**Task description**
Copy out lines with the word "label" from the material that follows.

##########

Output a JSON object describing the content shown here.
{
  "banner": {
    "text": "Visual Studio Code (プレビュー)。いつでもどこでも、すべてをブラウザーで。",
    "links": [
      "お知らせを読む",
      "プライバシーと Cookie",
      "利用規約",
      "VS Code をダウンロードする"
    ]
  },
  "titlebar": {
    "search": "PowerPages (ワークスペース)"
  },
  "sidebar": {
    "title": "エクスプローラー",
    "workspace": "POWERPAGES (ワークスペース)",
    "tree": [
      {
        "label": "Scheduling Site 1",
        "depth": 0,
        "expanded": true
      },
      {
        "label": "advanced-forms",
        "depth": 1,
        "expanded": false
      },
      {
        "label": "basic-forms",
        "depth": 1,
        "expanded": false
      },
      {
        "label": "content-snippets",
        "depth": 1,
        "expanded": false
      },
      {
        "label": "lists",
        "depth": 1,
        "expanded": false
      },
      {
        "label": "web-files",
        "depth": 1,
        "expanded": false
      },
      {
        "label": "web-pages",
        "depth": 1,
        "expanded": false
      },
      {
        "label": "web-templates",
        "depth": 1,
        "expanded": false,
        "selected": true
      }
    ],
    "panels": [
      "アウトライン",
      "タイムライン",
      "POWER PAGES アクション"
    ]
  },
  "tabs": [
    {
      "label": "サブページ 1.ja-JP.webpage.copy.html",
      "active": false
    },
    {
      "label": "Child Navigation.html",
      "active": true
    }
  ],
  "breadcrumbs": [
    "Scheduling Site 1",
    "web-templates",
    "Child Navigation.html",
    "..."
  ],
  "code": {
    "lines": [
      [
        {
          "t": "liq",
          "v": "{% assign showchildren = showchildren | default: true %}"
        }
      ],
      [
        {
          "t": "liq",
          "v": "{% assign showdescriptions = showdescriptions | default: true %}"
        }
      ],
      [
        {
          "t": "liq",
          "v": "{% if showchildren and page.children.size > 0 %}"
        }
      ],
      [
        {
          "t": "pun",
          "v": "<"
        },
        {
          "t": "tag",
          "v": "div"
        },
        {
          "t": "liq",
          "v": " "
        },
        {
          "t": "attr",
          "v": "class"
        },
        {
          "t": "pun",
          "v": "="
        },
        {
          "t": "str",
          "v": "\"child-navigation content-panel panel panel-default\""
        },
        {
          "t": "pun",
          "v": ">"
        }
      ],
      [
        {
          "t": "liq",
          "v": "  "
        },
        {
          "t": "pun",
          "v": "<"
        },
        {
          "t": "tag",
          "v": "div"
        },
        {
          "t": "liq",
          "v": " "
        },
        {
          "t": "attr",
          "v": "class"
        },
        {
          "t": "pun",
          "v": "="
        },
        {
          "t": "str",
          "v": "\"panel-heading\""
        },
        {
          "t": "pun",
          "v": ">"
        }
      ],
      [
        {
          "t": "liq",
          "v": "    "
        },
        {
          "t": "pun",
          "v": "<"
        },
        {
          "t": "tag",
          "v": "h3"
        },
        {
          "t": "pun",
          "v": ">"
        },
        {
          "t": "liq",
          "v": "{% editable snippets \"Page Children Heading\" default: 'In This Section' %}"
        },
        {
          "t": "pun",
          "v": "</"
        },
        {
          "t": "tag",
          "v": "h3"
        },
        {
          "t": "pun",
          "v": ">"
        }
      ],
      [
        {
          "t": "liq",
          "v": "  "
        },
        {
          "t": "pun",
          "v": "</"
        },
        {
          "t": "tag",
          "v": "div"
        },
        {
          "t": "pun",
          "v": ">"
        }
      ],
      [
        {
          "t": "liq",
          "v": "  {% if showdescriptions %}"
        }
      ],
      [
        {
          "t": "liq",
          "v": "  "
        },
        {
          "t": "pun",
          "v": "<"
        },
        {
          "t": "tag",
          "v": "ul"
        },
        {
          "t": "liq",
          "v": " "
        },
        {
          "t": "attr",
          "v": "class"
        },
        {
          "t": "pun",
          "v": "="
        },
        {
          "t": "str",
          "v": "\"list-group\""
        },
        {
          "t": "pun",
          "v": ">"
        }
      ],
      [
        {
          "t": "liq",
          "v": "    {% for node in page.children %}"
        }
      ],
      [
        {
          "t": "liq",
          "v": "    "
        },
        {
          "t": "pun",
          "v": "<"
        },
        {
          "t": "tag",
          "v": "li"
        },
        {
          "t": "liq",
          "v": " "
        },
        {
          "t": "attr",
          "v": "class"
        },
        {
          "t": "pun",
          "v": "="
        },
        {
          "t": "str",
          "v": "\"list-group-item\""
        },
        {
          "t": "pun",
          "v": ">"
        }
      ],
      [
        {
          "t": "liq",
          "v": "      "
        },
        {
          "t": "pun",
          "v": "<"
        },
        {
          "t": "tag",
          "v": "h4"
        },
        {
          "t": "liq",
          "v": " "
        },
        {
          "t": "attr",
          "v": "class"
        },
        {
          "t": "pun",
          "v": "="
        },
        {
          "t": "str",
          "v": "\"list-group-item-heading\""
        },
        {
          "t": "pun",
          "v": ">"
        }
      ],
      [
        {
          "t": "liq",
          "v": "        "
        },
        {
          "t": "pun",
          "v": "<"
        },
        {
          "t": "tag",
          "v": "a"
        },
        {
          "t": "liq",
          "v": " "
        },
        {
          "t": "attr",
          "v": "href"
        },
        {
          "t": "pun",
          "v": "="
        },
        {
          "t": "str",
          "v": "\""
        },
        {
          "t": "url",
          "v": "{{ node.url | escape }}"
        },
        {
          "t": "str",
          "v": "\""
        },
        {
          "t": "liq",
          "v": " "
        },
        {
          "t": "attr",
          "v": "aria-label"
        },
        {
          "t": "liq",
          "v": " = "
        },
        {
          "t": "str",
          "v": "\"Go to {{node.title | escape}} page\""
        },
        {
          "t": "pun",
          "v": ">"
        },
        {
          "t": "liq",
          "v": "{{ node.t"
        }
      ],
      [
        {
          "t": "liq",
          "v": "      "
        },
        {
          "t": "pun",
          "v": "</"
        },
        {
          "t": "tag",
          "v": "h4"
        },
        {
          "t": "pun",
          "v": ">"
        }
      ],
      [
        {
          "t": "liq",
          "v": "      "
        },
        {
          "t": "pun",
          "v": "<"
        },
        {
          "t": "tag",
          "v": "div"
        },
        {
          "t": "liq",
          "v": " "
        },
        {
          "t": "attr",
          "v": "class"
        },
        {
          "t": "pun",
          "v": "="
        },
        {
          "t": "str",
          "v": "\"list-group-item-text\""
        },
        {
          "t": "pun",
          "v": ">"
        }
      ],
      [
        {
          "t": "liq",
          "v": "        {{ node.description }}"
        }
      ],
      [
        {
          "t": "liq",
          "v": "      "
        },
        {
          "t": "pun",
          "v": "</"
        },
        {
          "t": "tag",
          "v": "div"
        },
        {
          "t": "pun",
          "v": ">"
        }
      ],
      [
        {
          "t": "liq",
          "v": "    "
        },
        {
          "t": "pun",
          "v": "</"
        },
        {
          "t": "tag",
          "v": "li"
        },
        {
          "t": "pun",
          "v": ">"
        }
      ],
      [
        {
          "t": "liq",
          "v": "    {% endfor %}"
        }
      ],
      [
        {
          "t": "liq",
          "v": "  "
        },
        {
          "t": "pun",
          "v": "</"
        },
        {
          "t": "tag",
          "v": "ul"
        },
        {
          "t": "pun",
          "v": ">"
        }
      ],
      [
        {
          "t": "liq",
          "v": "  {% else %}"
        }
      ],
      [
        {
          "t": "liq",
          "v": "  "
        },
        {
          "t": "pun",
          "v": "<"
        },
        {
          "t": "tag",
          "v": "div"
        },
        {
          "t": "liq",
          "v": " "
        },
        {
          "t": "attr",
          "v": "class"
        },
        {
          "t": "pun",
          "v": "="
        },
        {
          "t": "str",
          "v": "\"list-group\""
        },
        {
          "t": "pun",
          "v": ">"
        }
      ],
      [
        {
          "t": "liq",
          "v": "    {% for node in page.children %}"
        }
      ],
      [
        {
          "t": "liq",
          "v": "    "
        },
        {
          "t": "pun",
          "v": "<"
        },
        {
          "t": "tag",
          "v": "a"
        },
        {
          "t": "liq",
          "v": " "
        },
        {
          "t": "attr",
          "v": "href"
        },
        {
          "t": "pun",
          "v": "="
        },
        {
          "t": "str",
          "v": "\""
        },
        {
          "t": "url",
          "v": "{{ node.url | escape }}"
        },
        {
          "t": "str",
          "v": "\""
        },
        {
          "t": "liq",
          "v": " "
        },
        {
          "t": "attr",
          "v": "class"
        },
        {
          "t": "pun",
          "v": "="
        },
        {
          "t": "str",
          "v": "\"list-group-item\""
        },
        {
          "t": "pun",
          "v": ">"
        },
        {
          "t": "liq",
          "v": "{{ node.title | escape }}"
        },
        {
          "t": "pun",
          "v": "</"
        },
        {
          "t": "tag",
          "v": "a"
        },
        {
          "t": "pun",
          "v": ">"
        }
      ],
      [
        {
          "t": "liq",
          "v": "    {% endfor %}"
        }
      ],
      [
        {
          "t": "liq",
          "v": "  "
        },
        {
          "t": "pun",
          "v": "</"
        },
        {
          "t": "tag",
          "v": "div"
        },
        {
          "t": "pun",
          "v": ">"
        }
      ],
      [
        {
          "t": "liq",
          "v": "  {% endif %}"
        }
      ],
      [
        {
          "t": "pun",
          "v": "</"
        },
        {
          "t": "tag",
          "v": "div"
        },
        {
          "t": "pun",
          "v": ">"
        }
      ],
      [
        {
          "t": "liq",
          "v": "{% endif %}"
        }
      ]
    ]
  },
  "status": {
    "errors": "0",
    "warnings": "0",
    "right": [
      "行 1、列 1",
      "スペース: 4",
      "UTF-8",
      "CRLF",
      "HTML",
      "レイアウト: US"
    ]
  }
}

##########

**Output below**
        "label": "Scheduling Site 1",
        "label": "advanced-forms",
        "label": "basic-forms",
        "label": "content-snippets",
        "label": "lists",
        "label": "web-files",
        "label": "web-pages",
        "label": "web-templates",
      "label": "サブページ 1.ja-JP.webpage.copy.html",
      "label": "Child Navigation.html",
          "v": "aria-label"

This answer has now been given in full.